**Reading text**:
Open Source, Open Hearts

The power of a small, dedicated group who choose to do something about it.

GUEST COLUMN | by Stu Keroff

CREDIT StuKeroff-PenguinsClubIt was 12:25 on a Thursday afternoon when I signaled Chu Fue to get the other students’ attention and start today’s meeting.

“What are we trying to do?” asked Chu Fue.

“Change the world!” replied the students.

“How do you change the world?” asked Chu Fue.

“Be crazy enough to think you can!” said the students in response.

And so began another club meeting for the Asian Penguins.

I am the technology coordinator at Community School of Excellence, a Hmong charter school in St. Paul, Minnesota. Our school population is overwhelmingly Hmong and Karenni children who are either children of refugees or refugees themselves. Over 90 percent of our students qualify for free or reduced price lunch because of family income.

“How do you change the world?” asked Chu Fue. “Be crazy enough to think you can!” said the students in response.

I am also the faculty adviser for the CSE Asian Penguins, our school’s Linux club. The Asian Penguins are the only Linux club based in a Hmong school anywhere in the world. The Asian Penguins learn to install, configure, and use Linux as their primary operating system, and have become very comfortable working with free and open source software.

The club started in 2012 with five or six kids in our after school program that would come to my room because they wanted to play with the computers. The desktop PCs in my classroom ran Linux because they were obtained through a grant from Free Geek Twin Cities, a non-profit that uses Linux to recycle computers.

Since the kids were so curious, I started teaching them software lessons about Linux, even progressing to teaching them how to install the operating system itself. It seemed a club was starting to form. The kids were Asian, the mascot of Linux was a penguin, so we decided on the name “Asian Penguins”. From there, the club has grown to 47 students today. The club is made up of Hmong and Karenni students, and has a close to even split between boys and girls.

As might be expected, our school has a Digital Divide. What we chose to do about it is something that I have not seen any other school do, but something that almost any school could do.

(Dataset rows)
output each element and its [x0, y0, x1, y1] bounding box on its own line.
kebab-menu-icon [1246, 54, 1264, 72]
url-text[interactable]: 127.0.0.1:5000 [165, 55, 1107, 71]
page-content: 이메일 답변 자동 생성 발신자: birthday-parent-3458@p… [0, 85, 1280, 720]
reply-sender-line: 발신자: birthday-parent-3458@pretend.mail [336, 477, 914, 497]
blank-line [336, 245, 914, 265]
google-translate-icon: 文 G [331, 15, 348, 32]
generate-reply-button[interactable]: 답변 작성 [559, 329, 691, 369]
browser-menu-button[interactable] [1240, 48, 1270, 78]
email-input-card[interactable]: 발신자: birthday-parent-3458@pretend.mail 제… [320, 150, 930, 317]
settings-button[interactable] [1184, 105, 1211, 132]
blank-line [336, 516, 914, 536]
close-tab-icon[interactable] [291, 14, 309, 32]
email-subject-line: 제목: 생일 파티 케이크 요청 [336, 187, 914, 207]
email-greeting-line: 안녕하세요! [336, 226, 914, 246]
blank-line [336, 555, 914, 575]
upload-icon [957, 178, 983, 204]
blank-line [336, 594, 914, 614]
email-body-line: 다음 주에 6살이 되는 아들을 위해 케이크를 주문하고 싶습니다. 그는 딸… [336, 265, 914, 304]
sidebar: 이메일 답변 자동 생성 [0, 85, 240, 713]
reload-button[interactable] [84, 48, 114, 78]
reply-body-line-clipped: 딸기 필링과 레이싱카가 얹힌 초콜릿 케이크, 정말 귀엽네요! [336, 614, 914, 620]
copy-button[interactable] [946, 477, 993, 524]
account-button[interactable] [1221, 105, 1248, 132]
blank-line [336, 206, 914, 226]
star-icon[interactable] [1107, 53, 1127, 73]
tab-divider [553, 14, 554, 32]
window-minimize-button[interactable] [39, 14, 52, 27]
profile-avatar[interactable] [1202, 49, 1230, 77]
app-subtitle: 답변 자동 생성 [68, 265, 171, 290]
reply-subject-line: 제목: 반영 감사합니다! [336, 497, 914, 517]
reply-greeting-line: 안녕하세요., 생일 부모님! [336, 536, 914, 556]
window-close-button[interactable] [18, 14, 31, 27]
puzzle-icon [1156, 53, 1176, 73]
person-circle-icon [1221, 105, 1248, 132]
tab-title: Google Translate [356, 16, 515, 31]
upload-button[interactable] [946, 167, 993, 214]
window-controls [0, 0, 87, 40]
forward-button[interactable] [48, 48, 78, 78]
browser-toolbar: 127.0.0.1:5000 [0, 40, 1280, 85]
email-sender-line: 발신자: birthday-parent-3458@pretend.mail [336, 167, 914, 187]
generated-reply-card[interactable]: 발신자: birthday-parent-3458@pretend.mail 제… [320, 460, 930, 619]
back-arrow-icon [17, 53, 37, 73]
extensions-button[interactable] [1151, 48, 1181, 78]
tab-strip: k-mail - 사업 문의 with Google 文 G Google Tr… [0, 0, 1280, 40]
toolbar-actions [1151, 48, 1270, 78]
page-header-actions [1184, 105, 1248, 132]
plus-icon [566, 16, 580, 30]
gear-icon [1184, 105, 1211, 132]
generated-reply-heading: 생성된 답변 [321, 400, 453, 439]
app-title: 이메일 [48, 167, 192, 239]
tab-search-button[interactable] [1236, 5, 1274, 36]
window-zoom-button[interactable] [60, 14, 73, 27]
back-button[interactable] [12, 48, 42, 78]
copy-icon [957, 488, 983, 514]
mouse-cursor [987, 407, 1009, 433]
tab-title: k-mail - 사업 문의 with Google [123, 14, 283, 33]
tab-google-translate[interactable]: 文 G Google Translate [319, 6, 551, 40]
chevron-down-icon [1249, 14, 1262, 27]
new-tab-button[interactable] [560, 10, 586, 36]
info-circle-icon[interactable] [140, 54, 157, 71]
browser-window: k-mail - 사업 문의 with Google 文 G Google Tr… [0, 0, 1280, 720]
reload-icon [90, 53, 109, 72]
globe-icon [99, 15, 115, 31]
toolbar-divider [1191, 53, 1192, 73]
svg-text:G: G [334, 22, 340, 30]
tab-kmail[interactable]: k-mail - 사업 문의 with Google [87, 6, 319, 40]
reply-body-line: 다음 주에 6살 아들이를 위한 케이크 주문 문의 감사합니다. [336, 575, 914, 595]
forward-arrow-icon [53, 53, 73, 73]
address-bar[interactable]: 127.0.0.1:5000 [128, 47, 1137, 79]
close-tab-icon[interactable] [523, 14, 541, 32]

**Required work**:
[1] Take the dataset rows from the first line down to and including the line containing "email-sender-line: 발신자: birthday-parent-3458@pretend.mail", and change "blank-line" to "empty-line" wherever it appears there. Return only those lines, with everything else left as it is.
[2] Write what comes next in the column about the school's Linux club, picking up right after its final sentence.
The column and the dataset rows are unrelated to each other.

**Results for each task**:
[1]
output each element and its [x0, y0, x1, y1] bounding box on its own line.
kebab-menu-icon [1246, 54, 1264, 72]
url-text[interactable]: 127.0.0.1:5000 [165, 55, 1107, 71]
page-content: 이메일 답변 자동 생성 발신자: birthday-parent-3458@p… [0, 85, 1280, 720]
reply-sender-line: 발신자: birthday-parent-3458@pretend.mail [336, 477, 914, 497]
empty-line [336, 245, 914, 265]
google-translate-icon: 文 G [331, 15, 348, 32]
generate-reply-button[interactable]: 답변 작성 [559, 329, 691, 369]
browser-menu-button[interactable] [1240, 48, 1270, 78]
email-input-card[interactable]: 발신자: birthday-parent-3458@pretend.mail 제… [320, 150, 930, 317]
settings-button[interactable] [1184, 105, 1211, 132]
empty-line [336, 516, 914, 536]
close-tab-icon[interactable] [291, 14, 309, 32]
email-subject-line: 제목: 생일 파티 케이크 요청 [336, 187, 914, 207]
email-greeting-line: 안녕하세요! [336, 226, 914, 246]
empty-line [336, 555, 914, 575]
upload-icon [957, 178, 983, 204]
empty-line [336, 594, 914, 614]
email-body-line: 다음 주에 6살이 되는 아들을 위해 케이크를 주문하고 싶습니다. 그는 딸… [336, 265, 914, 304]
sidebar: 이메일 답변 자동 생성 [0, 85, 240, 713]
reload-button[interactable] [84, 48, 114, 78]
reply-body-line-clipped: 딸기 필링과 레이싱카가 얹힌 초콜릿 케이크, 정말 귀엽네요! [336, 614, 914, 620]
copy-button[interactable] [946, 477, 993, 524]
account-button[interactable] [1221, 105, 1248, 132]
empty-line [336, 206, 914, 226]
star-icon[interactable] [1107, 53, 1127, 73]
tab-divider [553, 14, 554, 32]
window-minimize-button[interactable] [39, 14, 52, 27]
profile-avatar[interactable] [1202, 49, 1230, 77]
app-subtitle: 답변 자동 생성 [68, 265, 171, 290]
reply-subject-line: 제목: 반영 감사합니다! [336, 497, 914, 517]
reply-greeting-line: 안녕하세요., 생일 부모님! [336, 536, 914, 556]
window-close-button[interactable] [18, 14, 31, 27]
puzzle-icon [1156, 53, 1176, 73]
person-circle-icon [1221, 105, 1248, 132]
tab-title: Google Translate [356, 16, 515, 31]
upload-button[interactable] [946, 167, 993, 214]
window-controls [0, 0, 87, 40]
forward-button[interactable] [48, 48, 78, 78]
browser-toolbar: 127.0.0.1:5000 [0, 40, 1280, 85]
email-sender-line: 발신자: birthday-parent-3458@pretend.mail [336, 167, 914, 187]

[2]
Making Things Happen

The Asian Penguins recycle used computers, using Linux as the operating system. We provide them for needy families whose children attend school here. As of today, we have provided 58 computers to area families, and plan to provide several more by the end of this school year.

Further, we sent 4 computers to our sister school in Thailand, gave 5 computers to an antipoverty non-profit in Minneapolis, and provided our own school with 60 laptop computers for our middle school and a few more for our elementary.

How do we do this?

First, we use all open source software, such as Linux, so we spend zero on software (free as in, free stuff). Not only do we not have to pay for it, but we are allowed and even encouraged to give away the software as much as we want (free as in freedom).

Second, we use used and recycled computers, which keeps costs down. Some of the computers were donated to us, while others we purchased with money we got through our own fund raising efforts.

Third, the students do all of the installation work on the computers. This provides them with an authentic learning experience and a community service opportunity they are not likely to find anywhere else.

As a result, this program does not cost the school anything. Why do we use Linux? A better question would be, “Why don’t other schools use Linux?”

If you have any further questions, please do not hesitate to email me.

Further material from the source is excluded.